Exercise: Answer with one number: the count of lines in the listing below that hold the word "toujours".

Data supplied:

* * *

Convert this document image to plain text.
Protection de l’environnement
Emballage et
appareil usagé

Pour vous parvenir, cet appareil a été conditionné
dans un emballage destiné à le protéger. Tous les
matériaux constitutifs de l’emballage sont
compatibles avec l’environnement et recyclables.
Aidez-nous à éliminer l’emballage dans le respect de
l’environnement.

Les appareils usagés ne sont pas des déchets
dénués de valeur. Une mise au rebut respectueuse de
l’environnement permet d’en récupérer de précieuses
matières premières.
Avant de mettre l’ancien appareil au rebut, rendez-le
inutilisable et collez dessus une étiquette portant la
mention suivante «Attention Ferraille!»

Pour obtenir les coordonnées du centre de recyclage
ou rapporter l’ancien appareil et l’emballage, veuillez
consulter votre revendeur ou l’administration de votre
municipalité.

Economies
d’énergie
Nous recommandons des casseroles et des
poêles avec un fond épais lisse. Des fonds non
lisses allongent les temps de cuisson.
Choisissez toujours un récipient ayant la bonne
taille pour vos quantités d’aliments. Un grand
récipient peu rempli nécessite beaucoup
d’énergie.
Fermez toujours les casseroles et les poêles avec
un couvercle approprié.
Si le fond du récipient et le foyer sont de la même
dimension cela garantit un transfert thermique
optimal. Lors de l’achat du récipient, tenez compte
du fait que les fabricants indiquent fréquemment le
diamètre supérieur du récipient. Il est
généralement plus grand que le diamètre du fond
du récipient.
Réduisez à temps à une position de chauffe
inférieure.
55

* * *

Task solution: 2